BEGIN MATERIAL FOR THIS TASK
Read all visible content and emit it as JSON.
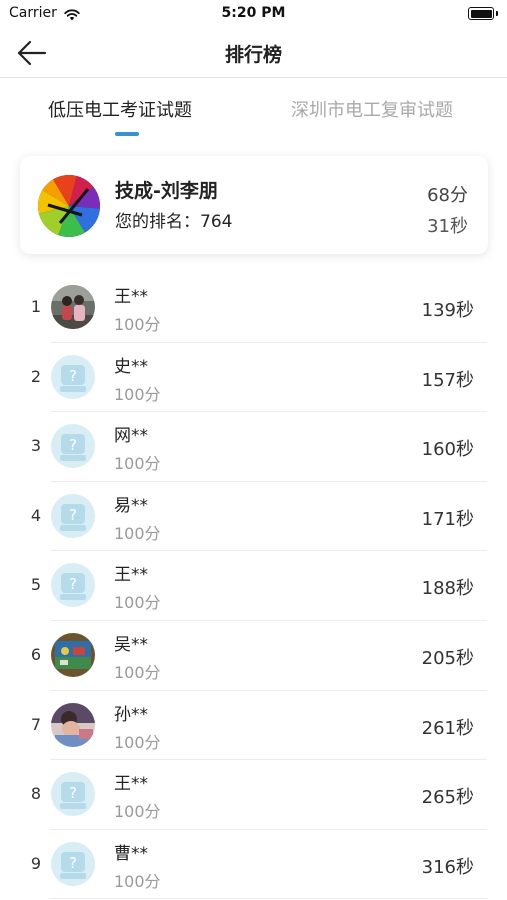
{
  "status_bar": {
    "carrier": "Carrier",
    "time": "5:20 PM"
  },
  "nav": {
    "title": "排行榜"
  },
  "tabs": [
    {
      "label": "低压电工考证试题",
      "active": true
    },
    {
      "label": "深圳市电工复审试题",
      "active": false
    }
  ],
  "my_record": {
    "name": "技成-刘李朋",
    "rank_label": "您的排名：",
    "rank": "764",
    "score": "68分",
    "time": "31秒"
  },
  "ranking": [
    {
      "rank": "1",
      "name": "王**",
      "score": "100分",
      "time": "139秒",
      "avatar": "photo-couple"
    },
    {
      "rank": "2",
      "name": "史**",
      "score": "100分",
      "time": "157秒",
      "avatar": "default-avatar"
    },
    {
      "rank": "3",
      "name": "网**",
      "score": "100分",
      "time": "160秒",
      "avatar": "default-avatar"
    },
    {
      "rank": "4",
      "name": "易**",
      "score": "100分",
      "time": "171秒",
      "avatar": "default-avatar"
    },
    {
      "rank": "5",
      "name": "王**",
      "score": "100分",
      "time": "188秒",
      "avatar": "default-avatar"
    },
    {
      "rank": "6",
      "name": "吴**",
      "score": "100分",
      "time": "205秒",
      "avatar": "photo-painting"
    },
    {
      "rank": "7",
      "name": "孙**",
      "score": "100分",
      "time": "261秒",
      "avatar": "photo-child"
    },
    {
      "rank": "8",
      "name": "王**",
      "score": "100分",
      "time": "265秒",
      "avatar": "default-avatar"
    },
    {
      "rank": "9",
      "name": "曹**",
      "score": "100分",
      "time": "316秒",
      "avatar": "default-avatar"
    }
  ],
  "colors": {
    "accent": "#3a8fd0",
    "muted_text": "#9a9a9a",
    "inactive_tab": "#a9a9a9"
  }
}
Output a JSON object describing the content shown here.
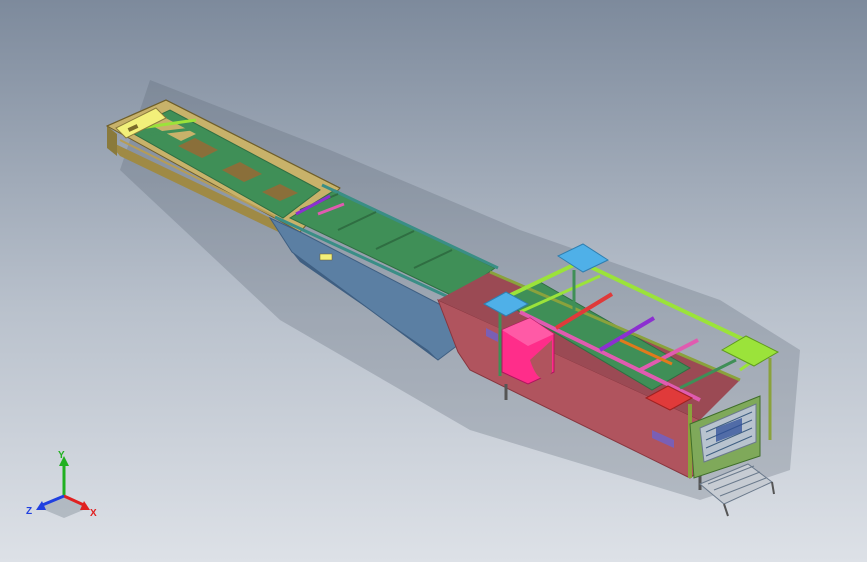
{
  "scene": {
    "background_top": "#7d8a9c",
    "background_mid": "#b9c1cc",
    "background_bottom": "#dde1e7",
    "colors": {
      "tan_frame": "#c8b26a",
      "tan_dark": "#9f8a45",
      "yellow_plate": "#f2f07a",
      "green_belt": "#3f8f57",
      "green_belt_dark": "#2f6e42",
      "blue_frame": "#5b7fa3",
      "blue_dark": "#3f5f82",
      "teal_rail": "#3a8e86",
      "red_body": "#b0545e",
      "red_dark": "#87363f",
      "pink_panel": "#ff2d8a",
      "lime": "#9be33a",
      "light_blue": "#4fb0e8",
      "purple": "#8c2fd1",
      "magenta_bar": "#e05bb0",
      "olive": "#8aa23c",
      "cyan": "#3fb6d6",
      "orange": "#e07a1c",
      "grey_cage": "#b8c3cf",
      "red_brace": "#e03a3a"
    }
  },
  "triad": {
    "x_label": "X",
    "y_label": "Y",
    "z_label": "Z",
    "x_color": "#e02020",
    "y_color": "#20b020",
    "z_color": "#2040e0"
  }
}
END MATERIAL FOR THIS TASK
*PROMPT*:
Without including any pictures, please restate all the records exactly.

*EXERCISE SOLUTION*:
Read all visible content and emit it as JSON.
{
  "status_bar": {
    "carrier": "Carrier",
    "time": "5:20 PM"
  },
  "nav": {
    "title": "排行榜"
  },
  "tabs": [
    {
      "label": "低压电工考证试题",
      "active": true
    },
    {
      "label": "深圳市电工复审试题",
      "active": false
    }
  ],
  "my_record": {
    "name": "技成-刘李朋",
    "rank_label": "您的排名：",
    "rank": "764",
    "score": "68分",
    "time": "31秒"
  },
  "ranking": [
    {
      "rank": "1",
      "name": "王**",
      "score": "100分",
      "time": "139秒",
      "avatar": "photo-couple"
    },
    {
      "rank": "2",
      "name": "史**",
      "score": "100分",
      "time": "157秒",
      "avatar": "default-avatar"
    },
    {
      "rank": "3",
      "name": "网**",
      "score": "100分",
      "time": "160秒",
      "avatar": "default-avatar"
    },
    {
      "rank": "4",
      "name": "易**",
      "score": "100分",
      "time": "171秒",
      "avatar": "default-avatar"
    },
    {
      "rank": "5",
      "name": "王**",
      "score": "100分",
      "time": "188秒",
      "avatar": "default-avatar"
    },
    {
      "rank": "6",
      "name": "吴**",
      "score": "100分",
      "time": "205秒",
      "avatar": "photo-painting"
    },
    {
      "rank": "7",
      "name": "孙**",
      "score": "100分",
      "time": "261秒",
      "avatar": "photo-child"
    },
    {
      "rank": "8",
      "name": "王**",
      "score": "100分",
      "time": "265秒",
      "avatar": "default-avatar"
    },
    {
      "rank": "9",
      "name": "曹**",
      "score": "100分",
      "time": "316秒",
      "avatar": "default-avatar"
    }
  ],
  "colors": {
    "accent": "#3a8fd0",
    "muted_text": "#9a9a9a",
    "inactive_tab": "#a9a9a9"
  }
}
Output a JSON object describing the content shown here.
{
  "scene": {
    "background_top": "#7d8a9c",
    "background_mid": "#b9c1cc",
    "background_bottom": "#dde1e7",
    "colors": {
      "tan_frame": "#c8b26a",
      "tan_dark": "#9f8a45",
      "yellow_plate": "#f2f07a",
      "green_belt": "#3f8f57",
      "green_belt_dark": "#2f6e42",
      "blue_frame": "#5b7fa3",
      "blue_dark": "#3f5f82",
      "teal_rail": "#3a8e86",
      "red_body": "#b0545e",
      "red_dark": "#87363f",
      "pink_panel": "#ff2d8a",
      "lime": "#9be33a",
      "light_blue": "#4fb0e8",
      "purple": "#8c2fd1",
      "magenta_bar": "#e05bb0",
      "olive": "#8aa23c",
      "cyan": "#3fb6d6",
      "orange": "#e07a1c",
      "grey_cage": "#b8c3cf",
      "red_brace": "#e03a3a"
    }
  },
  "triad": {
    "x_label": "X",
    "y_label": "Y",
    "z_label": "Z",
    "x_color": "#e02020",
    "y_color": "#20b020",
    "z_color": "#2040e0"
  }
}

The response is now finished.